## START DATA FOR PROCESSING
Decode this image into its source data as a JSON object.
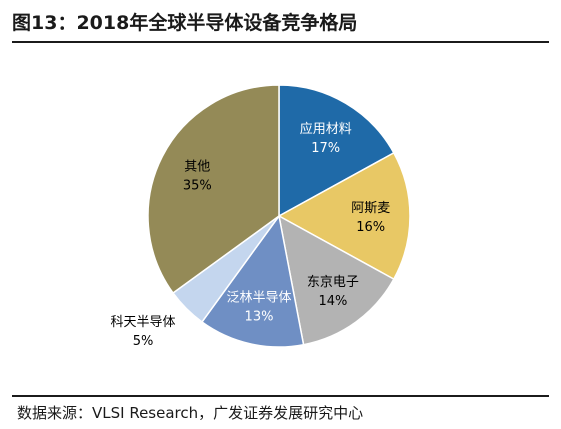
{
  "title": "图13：2018年全球半导体设备竞争格局",
  "source": "数据来源：VLSI Research，广发证券发展研究中心",
  "chart_data": {
    "type": "pie",
    "start_angle_deg": 0,
    "direction": "clockwise",
    "slices": [
      {
        "label": "应用材料",
        "value": 17,
        "value_label": "17%",
        "color": "#1F6AA8",
        "text_color": "#ffffff"
      },
      {
        "label": "阿斯麦",
        "value": 16,
        "value_label": "16%",
        "color": "#E8C865",
        "text_color": "#000000"
      },
      {
        "label": "东京电子",
        "value": 14,
        "value_label": "14%",
        "color": "#B3B3B3",
        "text_color": "#000000"
      },
      {
        "label": "泛林半导体",
        "value": 13,
        "value_label": "13%",
        "color": "#6F8FC4",
        "text_color": "#ffffff"
      },
      {
        "label": "科天半导体",
        "value": 5,
        "value_label": "5%",
        "color": "#C4D6EE",
        "text_color": "#000000"
      },
      {
        "label": "其他",
        "value": 35,
        "value_label": "35%",
        "color": "#948A57",
        "text_color": "#000000"
      }
    ]
  }
}
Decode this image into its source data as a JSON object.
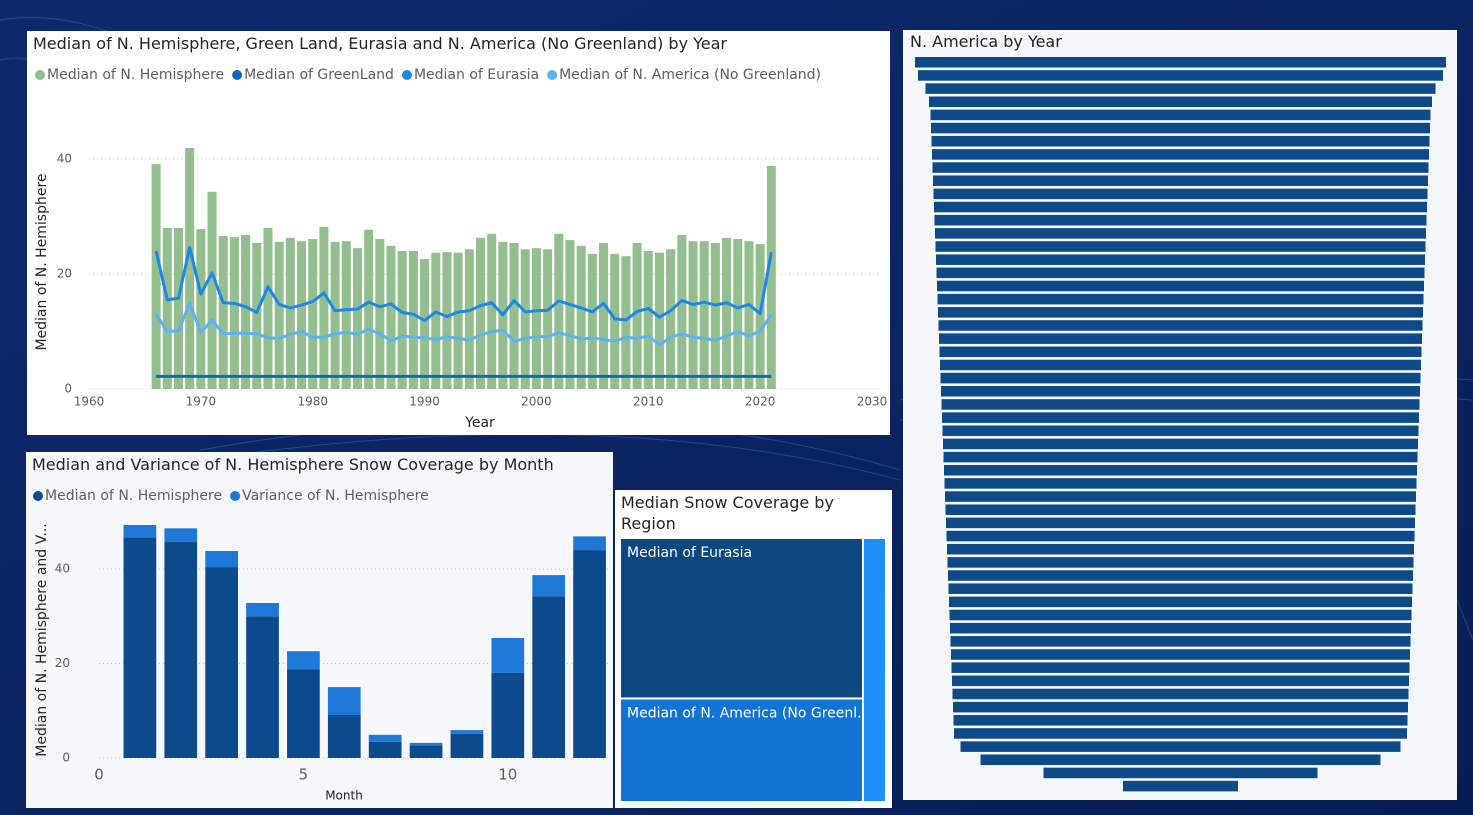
{
  "chart_data": [
    {
      "type": "combo",
      "title": "Median of N. Hemisphere, Green Land, Eurasia and N. America (No Greenland) by Year",
      "x_label": "Year",
      "y_label": "Median of N. Hemisphere",
      "x": [
        1966,
        1967,
        1968,
        1969,
        1970,
        1971,
        1972,
        1973,
        1974,
        1975,
        1976,
        1977,
        1978,
        1979,
        1980,
        1981,
        1982,
        1983,
        1984,
        1985,
        1986,
        1987,
        1988,
        1989,
        1990,
        1991,
        1992,
        1993,
        1994,
        1995,
        1996,
        1997,
        1998,
        1999,
        2000,
        2001,
        2002,
        2003,
        2004,
        2005,
        2006,
        2007,
        2008,
        2009,
        2010,
        2011,
        2012,
        2013,
        2014,
        2015,
        2016,
        2017,
        2018,
        2019,
        2020,
        2021
      ],
      "xlim": [
        1960,
        2030
      ],
      "xticks": [
        1960,
        1970,
        1980,
        1990,
        2000,
        2010,
        2020,
        2030
      ],
      "ylim": [
        0,
        44
      ],
      "yticks": [
        0,
        20,
        40
      ],
      "grid": true,
      "series": [
        {
          "name": "Median of N. Hemisphere",
          "type": "bar",
          "color": "#93bf8e",
          "values": [
            39.1,
            28,
            28,
            41.9,
            27.8,
            34.3,
            26.6,
            26.4,
            26.8,
            25.4,
            28,
            25.6,
            26.3,
            25.7,
            26.1,
            28.2,
            25.6,
            25.7,
            24.5,
            27.7,
            26.1,
            24.9,
            24,
            24,
            22.6,
            23.7,
            23.8,
            23.7,
            24.3,
            26.3,
            27,
            25.6,
            25.4,
            24.3,
            24.5,
            24.3,
            27,
            25.9,
            24.9,
            23.5,
            25.4,
            23.5,
            23.1,
            25.4,
            24,
            23.7,
            24.3,
            26.8,
            25.7,
            25.7,
            25.4,
            26.3,
            26.1,
            25.7,
            25.2,
            38.8
          ]
        },
        {
          "name": "Median of GreenLand",
          "type": "line",
          "color": "#1565c0",
          "values": [
            2.2,
            2.2,
            2.2,
            2.2,
            2.2,
            2.2,
            2.2,
            2.2,
            2.2,
            2.2,
            2.2,
            2.2,
            2.2,
            2.2,
            2.2,
            2.2,
            2.2,
            2.2,
            2.2,
            2.2,
            2.2,
            2.2,
            2.2,
            2.2,
            2.2,
            2.2,
            2.2,
            2.2,
            2.2,
            2.2,
            2.2,
            2.2,
            2.2,
            2.2,
            2.2,
            2.2,
            2.2,
            2.2,
            2.2,
            2.2,
            2.2,
            2.2,
            2.2,
            2.2,
            2.2,
            2.2,
            2.2,
            2.2,
            2.2,
            2.2,
            2.2,
            2.2,
            2.2,
            2.2,
            2.2,
            2.2
          ]
        },
        {
          "name": "Median of Eurasia",
          "type": "line",
          "color": "#1e88e5",
          "values": [
            24,
            15.5,
            15.8,
            24.6,
            16.5,
            20.2,
            15,
            14.9,
            14.3,
            13.3,
            17.8,
            14.7,
            14.1,
            14.6,
            15.2,
            16.7,
            13.6,
            13.8,
            13.9,
            15.1,
            14.3,
            14.8,
            13.3,
            13,
            11.9,
            13.4,
            12.6,
            13.4,
            13.6,
            14.5,
            15,
            12.9,
            15.4,
            13.4,
            13.6,
            13.7,
            15.3,
            14.7,
            14.1,
            13.4,
            14.9,
            12.2,
            12,
            13.5,
            14,
            12.5,
            13.6,
            15.4,
            14.7,
            15.1,
            14.6,
            15,
            14.1,
            14.7,
            13.1,
            23.8
          ]
        },
        {
          "name": "Median of N. America (No Greenland)",
          "type": "line",
          "color": "#5cb3f2",
          "values": [
            13,
            10,
            10.1,
            14.9,
            9.8,
            12,
            9.6,
            9.7,
            9.7,
            9.6,
            8.9,
            8.8,
            9.5,
            10,
            9,
            9,
            9.6,
            9.9,
            9.5,
            10.4,
            9.6,
            8.4,
            9.2,
            9,
            8.9,
            8.6,
            9.1,
            8.8,
            8.5,
            9.4,
            10,
            10.2,
            8.3,
            8.8,
            9.1,
            9.1,
            9.8,
            9.3,
            8.7,
            8.9,
            8.6,
            8.3,
            9,
            8.8,
            9.2,
            7.7,
            9,
            9.6,
            9,
            8.8,
            8.5,
            9.2,
            10,
            9.2,
            10.1,
            12.9
          ]
        }
      ]
    },
    {
      "type": "bar",
      "stacked": true,
      "title": "Median and Variance of N. Hemisphere Snow Coverage by Month",
      "x_label": "Month",
      "y_label": "Median of N. Hemisphere and V...",
      "x": [
        1,
        2,
        3,
        4,
        5,
        6,
        7,
        8,
        9,
        10,
        11,
        12
      ],
      "xlim": [
        0,
        12.5
      ],
      "xticks": [
        0,
        5,
        10
      ],
      "ylim": [
        0,
        51
      ],
      "yticks": [
        0,
        20,
        40
      ],
      "grid": true,
      "series": [
        {
          "name": "Median of N. Hemisphere",
          "color": "#0d4a8c",
          "values": [
            46.7,
            45.7,
            40.4,
            30,
            18.8,
            9.1,
            3.4,
            2.7,
            5.1,
            18,
            34.2,
            44
          ]
        },
        {
          "name": "Variance of N. Hemisphere",
          "color": "#1e78d7",
          "values": [
            2.6,
            2.9,
            3.4,
            2.8,
            3.8,
            5.9,
            1.5,
            0.5,
            0.8,
            7.4,
            4.5,
            2.9
          ]
        }
      ]
    },
    {
      "type": "treemap",
      "title": "Median Snow Coverage by Region",
      "categories": [
        "Median of Eurasia",
        "Median of N. America (No Greenl...",
        null
      ],
      "values": [
        14.1,
        9.1,
        2.2
      ],
      "colors": [
        "#0d4780",
        "#1173d4",
        "#1e90f5"
      ]
    },
    {
      "type": "funnel",
      "title": "N. America by Year",
      "color": "#0d4a87",
      "values": [
        53.1,
        52.5,
        51.0,
        50.3,
        50.0,
        49.9,
        49.8,
        49.7,
        49.6,
        49.5,
        49.4,
        49.3,
        49.2,
        49.1,
        49.0,
        48.9,
        48.8,
        48.7,
        48.6,
        48.5,
        48.4,
        48.3,
        48.2,
        48.1,
        48.0,
        47.9,
        47.8,
        47.7,
        47.6,
        47.5,
        47.4,
        47.3,
        47.2,
        47.1,
        47.0,
        46.9,
        46.8,
        46.7,
        46.6,
        46.5,
        46.4,
        46.3,
        46.2,
        46.1,
        46.0,
        45.9,
        45.8,
        45.7,
        45.6,
        45.5,
        45.4,
        45.3,
        44.0,
        40.0,
        27.4,
        11.5
      ]
    }
  ]
}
## END DATA FOR PROCESSING
▶ **TASK OBJECTIVE**
From the records, copy every line that has the string "name" in it.

▶ **ANSWER**
          "name": "Median of N. Hemisphere",
          "name": "Median of GreenLand",
          "name": "Median of Eurasia",
          "name": "Median of N. America (No Greenland)",
          "name": "Median of N. Hemisphere",
          "name": "Variance of N. Hemisphere",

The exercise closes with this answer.